ПРИВЕДЁННЫЙ ТЕКСТ
****************

Общее·количество·просмотров·страницы

вторник, 1 января 2013 г.

Ненавижу равнодушных.



   Ненавижу равнодушных: как Фридрих Геббель, считаю, что «жить — значит занимать определенную позицию». Не могут существовать просто люди, стоящие вне общества. Тот, кто действительно живет, не может не быть гражданином, не может не занимать определенную позицию. Равнодушие — это не жизнь, а безволие, паразитизм, трусость. Поэтому я ненавижу равнодушных.
Равнодушие — балласт истории.
Это свинцовый груз новатора, это нечто инертное и вязкое, зачастую гасящее самый пламенный энтузиазм, это болото, окружающее крепость старого общества и защищающее его лучше, чем самые прочные стены, чем грудь воинов, потому что оно затягивает атакующих в свою илистую топь, обескровливает и устрашает их, вынуждая иногда отказаться от героического начинания.

****************

ЗАДАНИЕ
Извлеките, пожалуйста, из приведённого текста фрагмент от слов «Равнодушие — балласт» до слов «от героического начинания.» включительно, без изменений.

Аннотации рамок элементов
****************

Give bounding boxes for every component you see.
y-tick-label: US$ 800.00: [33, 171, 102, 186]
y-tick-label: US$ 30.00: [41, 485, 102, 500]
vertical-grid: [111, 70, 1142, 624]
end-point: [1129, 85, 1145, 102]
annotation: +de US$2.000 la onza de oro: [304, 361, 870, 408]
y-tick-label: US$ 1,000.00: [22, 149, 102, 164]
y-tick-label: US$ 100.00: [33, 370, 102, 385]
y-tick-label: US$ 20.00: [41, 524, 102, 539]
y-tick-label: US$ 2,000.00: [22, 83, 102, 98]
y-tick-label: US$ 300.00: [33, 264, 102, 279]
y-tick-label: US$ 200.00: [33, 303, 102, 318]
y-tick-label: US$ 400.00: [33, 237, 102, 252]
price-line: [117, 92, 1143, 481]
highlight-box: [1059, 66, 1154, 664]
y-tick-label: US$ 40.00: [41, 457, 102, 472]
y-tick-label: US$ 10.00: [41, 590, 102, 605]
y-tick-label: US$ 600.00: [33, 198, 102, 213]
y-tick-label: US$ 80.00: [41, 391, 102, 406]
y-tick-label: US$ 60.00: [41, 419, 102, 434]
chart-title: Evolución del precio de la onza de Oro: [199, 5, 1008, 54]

****************

ОЖИДАЕМЫЙ ОТВЕТ
Равнодушие — балласт истории.
Это свинцовый груз новатора, это нечто инертное и вязкое, зачастую гасящее самый пламенный энтузиазм, это болото, окружающее крепость старого общества и защищающее его лучше, чем самые прочные стены, чем грудь воинов, потому что оно затягивает атакующих в свою илистую топь, обескровливает и устрашает их, вынуждая иногда отказаться от героического начинания.